* _Tasks to carry out_:
(a) In the article on Manhattan brokerage rankings, rewrite everything from "Soaring prices and" down to "prices ticked higher.", swapping "residential firms" for "brokerages".
(b) According to the article on Manhattan brokerage rankings, who heads the Corcoran Group?

* _Excerpt to read_:
******
Manhattan’s two fiercest rivals, Elliman and Corcoran, take top spots as Compass and others make big gains
By E.B. Solomont
When the average Manhattan pad costs $2 million, it’s a good time to be in the brokerage business.
Soaring prices and relief from the inventory crunch of the last few years have translated into more business for the borough’s largest residential firms.
The Real Deal’s annual ranking of top companies — which is based on agent count and is tallied from a one-day snapshot of data from On-Line Residential on March 27 — shows that many of Manhattan’s largest residential firms grew in size in 2016. The ranking also saw the cumulative dollar value of sales listings climb, as both median and average sale prices ticked higher.
Still, there are headwinds. The market is in transition, and brokerages are recalibrating to deal with global economic volatility, a softening über-luxury market and increasing leverage on the part of buyers.
Continuing its dominant streak, Douglas Elliman clocked in at No. 1 with the highest number of agents, number of listings and listing dollar volume. The firm, headed byDottie Herman and Howard Lorber, amassed an impressive $5.2 billion worth of exclusives, up roughly 25 percent from $4.2 billion a year ago. Meanwhile, its main rival, the Corcoran Group, which is headed by Pamela Liebman, took the No. 2 spot in all three of those categories and logged $4.5 billion in listings, up 24 percent from $3.6 billion last year.
******
* _Record extracts_:
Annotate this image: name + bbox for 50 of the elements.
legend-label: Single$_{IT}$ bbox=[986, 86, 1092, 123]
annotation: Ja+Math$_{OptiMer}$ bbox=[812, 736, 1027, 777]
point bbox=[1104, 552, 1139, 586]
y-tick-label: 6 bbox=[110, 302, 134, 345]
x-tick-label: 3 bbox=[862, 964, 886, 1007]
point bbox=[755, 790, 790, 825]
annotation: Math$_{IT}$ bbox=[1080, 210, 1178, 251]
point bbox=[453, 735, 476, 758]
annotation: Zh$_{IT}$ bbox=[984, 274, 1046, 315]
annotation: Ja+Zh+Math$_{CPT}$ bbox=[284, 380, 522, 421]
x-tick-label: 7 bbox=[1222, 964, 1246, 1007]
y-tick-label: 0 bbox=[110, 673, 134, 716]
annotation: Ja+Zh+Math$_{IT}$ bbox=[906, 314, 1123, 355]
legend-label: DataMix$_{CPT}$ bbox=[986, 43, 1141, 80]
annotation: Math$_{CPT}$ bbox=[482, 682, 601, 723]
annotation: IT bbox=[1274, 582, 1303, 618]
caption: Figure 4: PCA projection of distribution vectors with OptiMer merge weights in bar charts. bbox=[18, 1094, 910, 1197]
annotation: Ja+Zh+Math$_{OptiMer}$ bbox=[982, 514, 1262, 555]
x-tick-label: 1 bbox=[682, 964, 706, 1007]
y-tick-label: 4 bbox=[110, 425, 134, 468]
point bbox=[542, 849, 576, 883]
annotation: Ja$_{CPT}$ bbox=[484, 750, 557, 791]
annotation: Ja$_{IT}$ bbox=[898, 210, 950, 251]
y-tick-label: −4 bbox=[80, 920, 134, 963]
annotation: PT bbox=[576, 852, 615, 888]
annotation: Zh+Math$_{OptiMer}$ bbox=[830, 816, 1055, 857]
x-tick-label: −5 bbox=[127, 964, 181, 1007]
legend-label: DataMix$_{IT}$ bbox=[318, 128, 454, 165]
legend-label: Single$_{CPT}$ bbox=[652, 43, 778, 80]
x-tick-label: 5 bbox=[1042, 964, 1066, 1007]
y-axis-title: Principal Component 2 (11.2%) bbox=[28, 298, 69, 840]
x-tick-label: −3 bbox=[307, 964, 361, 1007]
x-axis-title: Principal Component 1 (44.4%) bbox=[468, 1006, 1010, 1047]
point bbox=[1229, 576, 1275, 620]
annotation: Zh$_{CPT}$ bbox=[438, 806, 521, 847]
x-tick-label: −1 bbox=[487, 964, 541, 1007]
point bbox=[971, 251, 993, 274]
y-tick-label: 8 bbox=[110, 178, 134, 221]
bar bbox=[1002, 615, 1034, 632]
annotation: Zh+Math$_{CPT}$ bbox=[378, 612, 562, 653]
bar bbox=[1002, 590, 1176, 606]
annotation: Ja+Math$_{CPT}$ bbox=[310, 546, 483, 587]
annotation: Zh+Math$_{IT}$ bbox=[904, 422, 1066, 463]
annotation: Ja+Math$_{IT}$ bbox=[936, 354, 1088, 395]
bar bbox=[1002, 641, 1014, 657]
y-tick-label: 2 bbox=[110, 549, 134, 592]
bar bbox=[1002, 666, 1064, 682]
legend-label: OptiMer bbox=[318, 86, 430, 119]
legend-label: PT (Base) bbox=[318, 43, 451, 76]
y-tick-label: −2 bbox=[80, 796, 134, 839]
******
* _The results_:
(a)
Soaring prices and relief from the inventory crunch of the last few years have translated into more business for the borough’s largest brokerages.
The Real Deal’s annual ranking of top companies — which is based on agent count and is tallied from a one-day snapshot of data from On-Line Residential on March 27 — shows that many of Manhattan’s largest brokerages grew in size in 2016. The ranking also saw the cumulative dollar value of sales listings climb, as both median and average sale prices ticked higher.

(b) Pamela Liebman